> WHAT TO PRODUCE: Set down the full listing exactly as given. Any pictures are to be left out.

· · · ·

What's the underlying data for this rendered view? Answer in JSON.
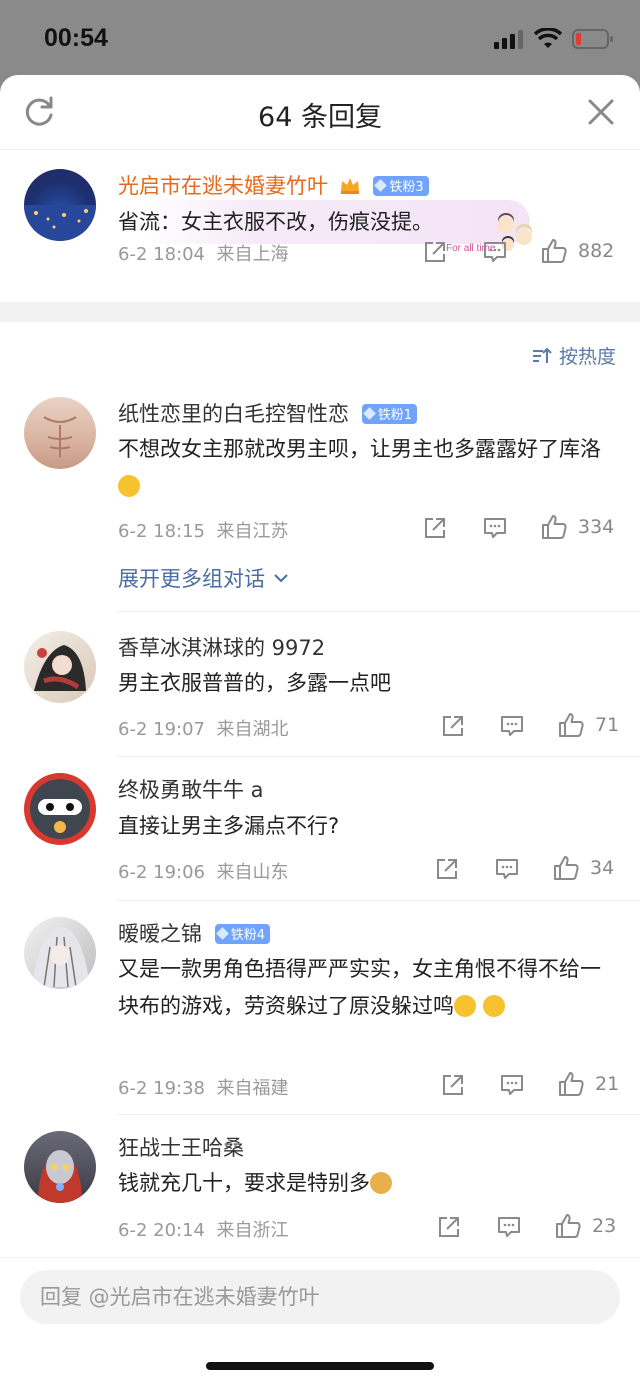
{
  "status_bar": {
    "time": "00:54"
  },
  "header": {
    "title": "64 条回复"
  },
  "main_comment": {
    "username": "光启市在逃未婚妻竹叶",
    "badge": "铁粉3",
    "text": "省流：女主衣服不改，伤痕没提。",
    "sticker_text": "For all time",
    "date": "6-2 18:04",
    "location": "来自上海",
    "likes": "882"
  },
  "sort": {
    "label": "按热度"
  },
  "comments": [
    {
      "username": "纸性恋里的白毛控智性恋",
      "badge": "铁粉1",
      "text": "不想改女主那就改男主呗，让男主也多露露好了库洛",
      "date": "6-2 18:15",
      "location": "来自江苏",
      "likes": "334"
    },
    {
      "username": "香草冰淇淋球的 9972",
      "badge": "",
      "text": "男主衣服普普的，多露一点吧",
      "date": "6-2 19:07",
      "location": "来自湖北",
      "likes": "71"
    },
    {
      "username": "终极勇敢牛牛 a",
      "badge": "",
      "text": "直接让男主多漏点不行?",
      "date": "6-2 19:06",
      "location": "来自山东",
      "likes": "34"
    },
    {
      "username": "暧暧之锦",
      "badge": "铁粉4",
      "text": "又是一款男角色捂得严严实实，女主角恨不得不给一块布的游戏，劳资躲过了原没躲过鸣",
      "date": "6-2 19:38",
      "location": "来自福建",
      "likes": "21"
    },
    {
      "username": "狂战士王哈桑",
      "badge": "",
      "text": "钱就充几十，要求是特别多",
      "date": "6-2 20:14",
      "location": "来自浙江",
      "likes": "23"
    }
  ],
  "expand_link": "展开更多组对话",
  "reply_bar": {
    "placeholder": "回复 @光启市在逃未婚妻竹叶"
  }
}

· · · ·

> CORRECT RESULT:
What's the underlying data for this rendered view? Answer in JSON.
{
  "status_bar": {
    "time": "00:54"
  },
  "header": {
    "title": "64 条回复"
  },
  "main_comment": {
    "username": "光启市在逃未婚妻竹叶",
    "badge": "铁粉3",
    "text": "省流：女主衣服不改，伤痕没提。",
    "sticker_text": "For all time",
    "date": "6-2 18:04",
    "location": "来自上海",
    "likes": "882"
  },
  "sort": {
    "label": "按热度"
  },
  "comments": [
    {
      "username": "纸性恋里的白毛控智性恋",
      "badge": "铁粉1",
      "text": "不想改女主那就改男主呗，让男主也多露露好了库洛",
      "date": "6-2 18:15",
      "location": "来自江苏",
      "likes": "334"
    },
    {
      "username": "香草冰淇淋球的 9972",
      "badge": "",
      "text": "男主衣服普普的，多露一点吧",
      "date": "6-2 19:07",
      "location": "来自湖北",
      "likes": "71"
    },
    {
      "username": "终极勇敢牛牛 a",
      "badge": "",
      "text": "直接让男主多漏点不行?",
      "date": "6-2 19:06",
      "location": "来自山东",
      "likes": "34"
    },
    {
      "username": "暧暧之锦",
      "badge": "铁粉4",
      "text": "又是一款男角色捂得严严实实，女主角恨不得不给一块布的游戏，劳资躲过了原没躲过鸣",
      "date": "6-2 19:38",
      "location": "来自福建",
      "likes": "21"
    },
    {
      "username": "狂战士王哈桑",
      "badge": "",
      "text": "钱就充几十，要求是特别多",
      "date": "6-2 20:14",
      "location": "来自浙江",
      "likes": "23"
    }
  ],
  "expand_link": "展开更多组对话",
  "reply_bar": {
    "placeholder": "回复 @光启市在逃未婚妻竹叶"
  }
}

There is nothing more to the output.